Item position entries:
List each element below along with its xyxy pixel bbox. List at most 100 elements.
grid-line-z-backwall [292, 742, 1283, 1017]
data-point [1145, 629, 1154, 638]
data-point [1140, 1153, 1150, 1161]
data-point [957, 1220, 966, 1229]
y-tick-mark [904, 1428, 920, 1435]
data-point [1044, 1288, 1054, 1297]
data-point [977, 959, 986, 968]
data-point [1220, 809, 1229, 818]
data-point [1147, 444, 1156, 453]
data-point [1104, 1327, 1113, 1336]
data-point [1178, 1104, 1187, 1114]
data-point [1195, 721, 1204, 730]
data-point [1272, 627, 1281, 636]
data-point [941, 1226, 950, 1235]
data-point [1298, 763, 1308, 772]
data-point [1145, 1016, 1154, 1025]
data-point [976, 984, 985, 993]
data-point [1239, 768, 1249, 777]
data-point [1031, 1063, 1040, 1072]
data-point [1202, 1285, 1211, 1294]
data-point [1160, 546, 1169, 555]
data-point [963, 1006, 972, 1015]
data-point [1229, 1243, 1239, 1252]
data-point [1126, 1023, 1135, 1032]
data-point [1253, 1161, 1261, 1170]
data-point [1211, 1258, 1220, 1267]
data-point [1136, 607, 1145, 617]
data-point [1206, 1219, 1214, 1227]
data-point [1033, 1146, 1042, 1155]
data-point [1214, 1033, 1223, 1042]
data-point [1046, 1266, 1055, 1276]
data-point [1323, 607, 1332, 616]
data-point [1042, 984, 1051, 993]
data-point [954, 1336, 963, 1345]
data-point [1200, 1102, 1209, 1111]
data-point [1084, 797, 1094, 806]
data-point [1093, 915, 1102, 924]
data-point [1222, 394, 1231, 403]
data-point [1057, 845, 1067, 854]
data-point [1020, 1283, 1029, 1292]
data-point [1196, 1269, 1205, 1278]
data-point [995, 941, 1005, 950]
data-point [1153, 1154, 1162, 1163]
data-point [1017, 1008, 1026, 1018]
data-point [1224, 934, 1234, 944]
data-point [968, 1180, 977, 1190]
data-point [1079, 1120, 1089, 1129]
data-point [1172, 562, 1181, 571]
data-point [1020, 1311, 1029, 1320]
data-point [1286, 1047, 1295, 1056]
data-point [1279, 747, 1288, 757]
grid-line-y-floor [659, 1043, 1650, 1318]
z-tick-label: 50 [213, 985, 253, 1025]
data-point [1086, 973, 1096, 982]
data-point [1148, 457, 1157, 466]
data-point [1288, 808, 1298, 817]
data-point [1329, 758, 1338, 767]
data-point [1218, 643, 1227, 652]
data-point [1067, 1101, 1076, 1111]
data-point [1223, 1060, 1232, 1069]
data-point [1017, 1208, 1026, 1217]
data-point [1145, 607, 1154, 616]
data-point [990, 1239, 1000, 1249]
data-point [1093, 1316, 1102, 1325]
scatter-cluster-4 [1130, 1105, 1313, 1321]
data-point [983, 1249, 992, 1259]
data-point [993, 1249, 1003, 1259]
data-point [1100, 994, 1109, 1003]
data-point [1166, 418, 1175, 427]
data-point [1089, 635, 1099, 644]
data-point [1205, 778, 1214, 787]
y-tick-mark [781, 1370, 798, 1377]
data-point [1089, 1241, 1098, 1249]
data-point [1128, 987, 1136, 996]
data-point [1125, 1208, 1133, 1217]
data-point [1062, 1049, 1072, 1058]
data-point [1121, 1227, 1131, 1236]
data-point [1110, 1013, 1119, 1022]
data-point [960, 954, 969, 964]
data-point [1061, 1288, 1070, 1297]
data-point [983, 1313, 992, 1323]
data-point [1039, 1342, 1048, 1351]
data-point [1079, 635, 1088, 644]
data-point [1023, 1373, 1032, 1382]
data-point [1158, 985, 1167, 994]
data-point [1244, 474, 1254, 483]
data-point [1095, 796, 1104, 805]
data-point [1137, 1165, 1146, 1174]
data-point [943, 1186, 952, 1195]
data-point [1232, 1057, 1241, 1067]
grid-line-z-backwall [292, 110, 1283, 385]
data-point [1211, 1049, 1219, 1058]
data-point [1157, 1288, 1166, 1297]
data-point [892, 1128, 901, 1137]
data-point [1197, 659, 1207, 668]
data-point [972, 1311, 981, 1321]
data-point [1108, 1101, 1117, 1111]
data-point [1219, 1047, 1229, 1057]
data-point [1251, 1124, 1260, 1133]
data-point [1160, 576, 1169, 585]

Written exercise: Rewrite the records from the first line through the line containing "y-tick-mark [904, 1428, 920, 1435]", replacing "data-point" with "scatter-point" and keeping everything else the same.

In response:
List each element below along with its xyxy pixel bbox. List at most 100 elements.
grid-line-z-backwall [292, 742, 1283, 1017]
scatter-point [1145, 629, 1154, 638]
scatter-point [1140, 1153, 1150, 1161]
scatter-point [957, 1220, 966, 1229]
y-tick-mark [904, 1428, 920, 1435]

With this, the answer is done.